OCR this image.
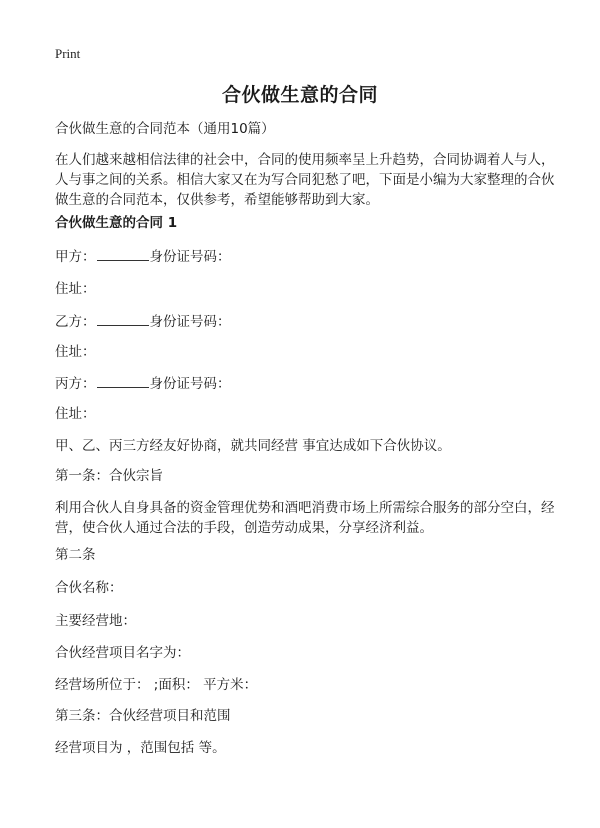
Print
合伙做生意的合同
合伙做生意的合同范本（通用10篇）
在人们越来越相信法律的社会中，合同的使用频率呈上升趋势，合同协调着人与人，人与事之间的关系。相信大家又在为写合同犯愁了吧，下面是小编为大家整理的合伙做生意的合同范本，仅供参考，希望能够帮助到大家。
合伙做生意的合同 1
甲方：	身份证号码：
住址：
乙方：	身份证号码：
住址：
丙方：	身份证号码：
住址：
甲、乙、丙三方经友好协商，就共同经营 事宜达成如下合伙协议。
第一条：合伙宗旨
利用合伙人自身具备的资金管理优势和酒吧消费市场上所需综合服务的部分空白，经营，使合伙人通过合法的手段，创造劳动成果，分享经济利益。
第二条
合伙名称：
主要经营地：
合伙经营项目名字为：
经营场所位于： ;面积： 平方米：
第三条：合伙经营项目和范围
经营项目为 ，范围包括 等。
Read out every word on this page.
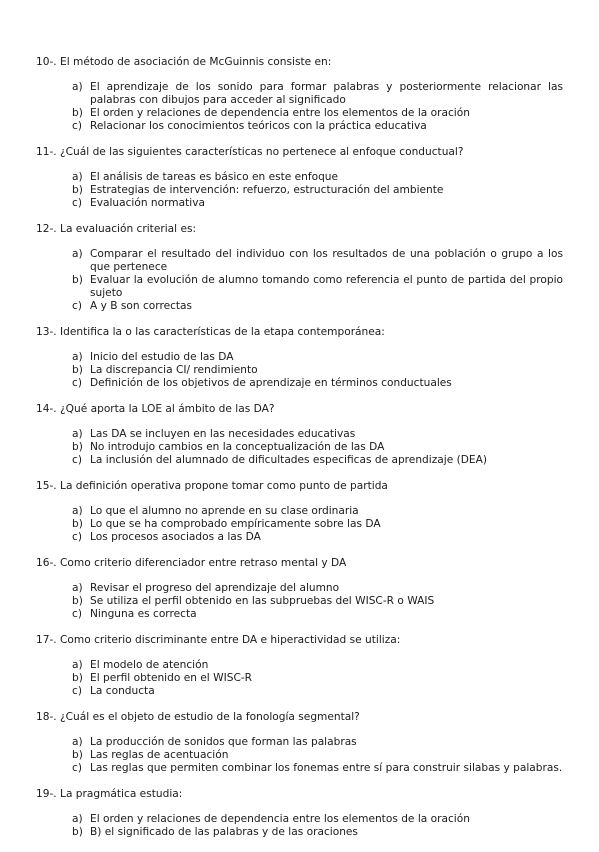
10-. El método de asociación de McGuinnis consiste en:
a) El aprendizaje de los sonido para formar palabras y posteriormente relacionar las palabras con dibujos para acceder al significado
b) El orden y relaciones de dependencia entre los elementos de la oración
c) Relacionar los conocimientos teóricos con la práctica educativa
11-. ¿Cuál de las siguientes características no pertenece al enfoque conductual?
a) El análisis de tareas es básico en este enfoque
b) Estrategias de intervención: refuerzo, estructuración del ambiente
c) Evaluación normativa
12-. La evaluación criterial es:
a) Comparar el resultado del individuo con los resultados de una población o grupo a los que pertenece
b) Evaluar la evolución de alumno tomando como referencia el punto de partida del propio sujeto
c) A y B son correctas
13-. Identifica la o las características de la etapa contemporánea:
a) Inicio del estudio de las DA
b) La discrepancia CI/ rendimiento
c) Definición de los objetivos de aprendizaje en términos conductuales
14-. ¿Qué aporta la LOE al ámbito de las DA?
a) Las DA se incluyen en las necesidades educativas
b) No introdujo cambios en la conceptualización de las DA
c) La inclusión del alumnado de dificultades especificas de aprendizaje (DEA)
15-. La definición operativa propone tomar como punto de partida
a) Lo que el alumno no aprende en su clase ordinaria
b) Lo que se ha comprobado empíricamente sobre las DA
c) Los procesos asociados a las DA
16-. Como criterio diferenciador entre retraso mental y DA
a) Revisar el progreso del aprendizaje del alumno
b) Se utiliza el perfil obtenido en las subpruebas del WISC-R o WAIS
c) Ninguna es correcta
17-. Como criterio discriminante entre DA e hiperactividad se utiliza:
a) El modelo de atención
b) El perfil obtenido en el WISC-R
c) La conducta
18-. ¿Cuál es el objeto de estudio de la fonología segmental?
a) La producción de sonidos que forman las palabras
b) Las reglas de acentuación
c) Las reglas que permiten combinar los fonemas entre sí para construir silabas y palabras.
19-. La pragmática estudia:
a) El orden y relaciones de dependencia entre los elementos de la oración
b) B) el significado de las palabras y de las oraciones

→ **Set problem**
Output a faithful copy of the data, with each picture left out.

→ **Worked solution**
OCR this image.
Print
合伙做生意的合同
合伙做生意的合同范本（通用10篇）
在人们越来越相信法律的社会中，合同的使用频率呈上升趋势，合同协调着人与人，人与事之间的关系。相信大家又在为写合同犯愁了吧，下面是小编为大家整理的合伙做生意的合同范本，仅供参考，希望能够帮助到大家。
合伙做生意的合同 1
甲方：	身份证号码：
住址：
乙方：	身份证号码：
住址：
丙方：	身份证号码：
住址：
甲、乙、丙三方经友好协商，就共同经营 事宜达成如下合伙协议。
第一条：合伙宗旨
利用合伙人自身具备的资金管理优势和酒吧消费市场上所需综合服务的部分空白，经营，使合伙人通过合法的手段，创造劳动成果，分享经济利益。
第二条
合伙名称：
主要经营地：
合伙经营项目名字为：
经营场所位于： ;面积： 平方米：
第三条：合伙经营项目和范围
经营项目为 ，范围包括 等。
Read out every word on this page.
10-. El método de asociación de McGuinnis consiste en:
a) El aprendizaje de los sonido para formar palabras y posteriormente relacionar las palabras con dibujos para acceder al significado
b) El orden y relaciones de dependencia entre los elementos de la oración
c) Relacionar los conocimientos teóricos con la práctica educativa
11-. ¿Cuál de las siguientes características no pertenece al enfoque conductual?
a) El análisis de tareas es básico en este enfoque
b) Estrategias de intervención: refuerzo, estructuración del ambiente
c) Evaluación normativa
12-. La evaluación criterial es:
a) Comparar el resultado del individuo con los resultados de una población o grupo a los que pertenece
b) Evaluar la evolución de alumno tomando como referencia el punto de partida del propio sujeto
c) A y B son correctas
13-. Identifica la o las características de la etapa contemporánea:
a) Inicio del estudio de las DA
b) La discrepancia CI/ rendimiento
c) Definición de los objetivos de aprendizaje en términos conductuales
14-. ¿Qué aporta la LOE al ámbito de las DA?
a) Las DA se incluyen en las necesidades educativas
b) No introdujo cambios en la conceptualización de las DA
c) La inclusión del alumnado de dificultades especificas de aprendizaje (DEA)
15-. La definición operativa propone tomar como punto de partida
a) Lo que el alumno no aprende en su clase ordinaria
b) Lo que se ha comprobado empíricamente sobre las DA
c) Los procesos asociados a las DA
16-. Como criterio diferenciador entre retraso mental y DA
a) Revisar el progreso del aprendizaje del alumno
b) Se utiliza el perfil obtenido en las subpruebas del WISC-R o WAIS
c) Ninguna es correcta
17-. Como criterio discriminante entre DA e hiperactividad se utiliza:
a) El modelo de atención
b) El perfil obtenido en el WISC-R
c) La conducta
18-. ¿Cuál es el objeto de estudio de la fonología segmental?
a) La producción de sonidos que forman las palabras
b) Las reglas de acentuación
c) Las reglas que permiten combinar los fonemas entre sí para construir silabas y palabras.
19-. La pragmática estudia:
a) El orden y relaciones de dependencia entre los elementos de la oración
b) B) el significado de las palabras y de las oraciones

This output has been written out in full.